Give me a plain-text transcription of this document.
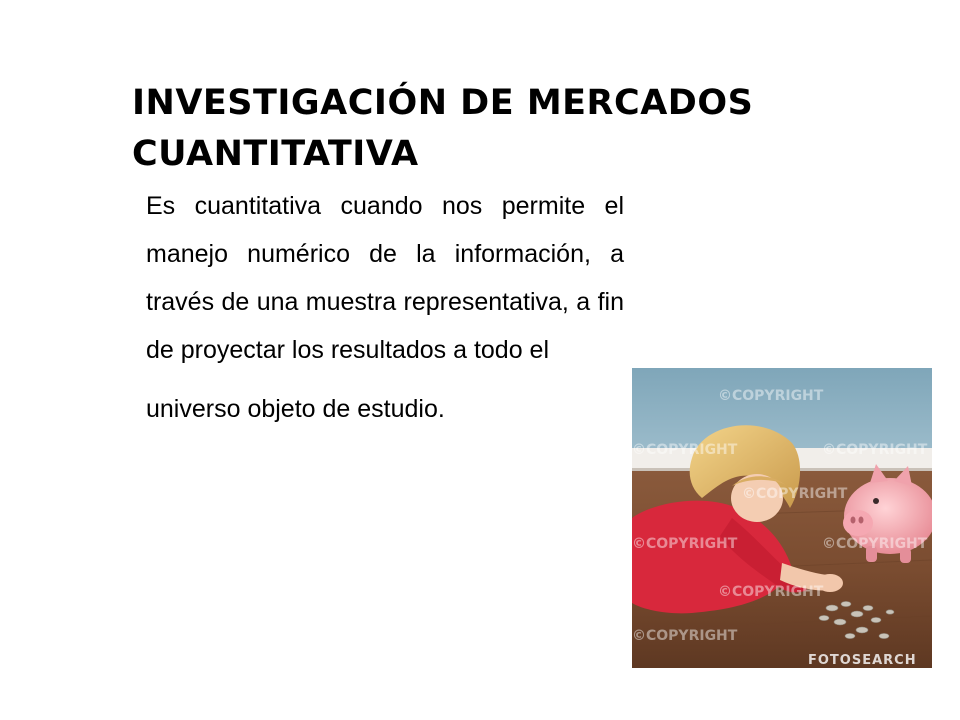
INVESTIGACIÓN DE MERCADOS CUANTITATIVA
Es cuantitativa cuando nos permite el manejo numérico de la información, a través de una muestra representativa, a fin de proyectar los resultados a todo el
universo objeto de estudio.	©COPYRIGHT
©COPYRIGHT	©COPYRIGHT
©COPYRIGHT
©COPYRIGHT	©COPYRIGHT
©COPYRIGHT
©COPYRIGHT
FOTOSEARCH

____

● Task brief
Copy all the records above exactly, but leave out the pictures.

● Solution below
Give me a plain-text transcription of this document.
INVESTIGACIÓN DE MERCADOS CUANTITATIVA
Es cuantitativa cuando nos permite el manejo numérico de la información, a través de una muestra representativa, a fin de proyectar los resultados a todo el
universo objeto de estudio.	©COPYRIGHT
©COPYRIGHT	©COPYRIGHT
©COPYRIGHT
©COPYRIGHT	©COPYRIGHT
©COPYRIGHT
©COPYRIGHT
FOTOSEARCH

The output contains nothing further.